» **Task objective**
In the listing below, pick out lines with "name".

Stored data:
## BEGIN

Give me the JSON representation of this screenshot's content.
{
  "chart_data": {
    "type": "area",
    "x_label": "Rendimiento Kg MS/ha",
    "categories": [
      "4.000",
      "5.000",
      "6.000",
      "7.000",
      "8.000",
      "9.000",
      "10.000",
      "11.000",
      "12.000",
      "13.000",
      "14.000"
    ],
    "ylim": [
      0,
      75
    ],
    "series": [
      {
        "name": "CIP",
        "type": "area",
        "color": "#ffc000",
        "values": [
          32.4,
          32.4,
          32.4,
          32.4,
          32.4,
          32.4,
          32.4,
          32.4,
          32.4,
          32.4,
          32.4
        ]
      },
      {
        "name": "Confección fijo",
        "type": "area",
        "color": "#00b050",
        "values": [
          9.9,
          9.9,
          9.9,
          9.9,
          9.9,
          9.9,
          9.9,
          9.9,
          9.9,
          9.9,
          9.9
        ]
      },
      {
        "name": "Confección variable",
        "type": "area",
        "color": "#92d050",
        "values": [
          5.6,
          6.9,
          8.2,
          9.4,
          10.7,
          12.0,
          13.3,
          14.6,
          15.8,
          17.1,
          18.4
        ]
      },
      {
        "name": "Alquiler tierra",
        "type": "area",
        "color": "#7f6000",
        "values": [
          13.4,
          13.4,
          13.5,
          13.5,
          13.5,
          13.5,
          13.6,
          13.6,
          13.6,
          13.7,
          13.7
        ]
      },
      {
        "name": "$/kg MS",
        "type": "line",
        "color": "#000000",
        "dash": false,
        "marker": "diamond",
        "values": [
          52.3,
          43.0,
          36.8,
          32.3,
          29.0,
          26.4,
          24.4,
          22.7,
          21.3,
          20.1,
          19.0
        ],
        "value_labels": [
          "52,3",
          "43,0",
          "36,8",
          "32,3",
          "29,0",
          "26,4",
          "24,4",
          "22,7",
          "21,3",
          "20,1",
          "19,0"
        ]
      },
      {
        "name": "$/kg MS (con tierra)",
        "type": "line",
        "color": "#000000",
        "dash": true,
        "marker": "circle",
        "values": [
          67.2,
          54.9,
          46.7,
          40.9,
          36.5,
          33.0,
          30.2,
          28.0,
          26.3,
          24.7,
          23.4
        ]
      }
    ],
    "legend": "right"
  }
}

## END

» **Solution to the problem**
        "name": "CIP",
        "name": "Confección fijo",
        "name": "Confección variable",
        "name": "Alquiler tierra",
        "name": "$/kg MS",
        "name": "$/kg MS (con tierra)",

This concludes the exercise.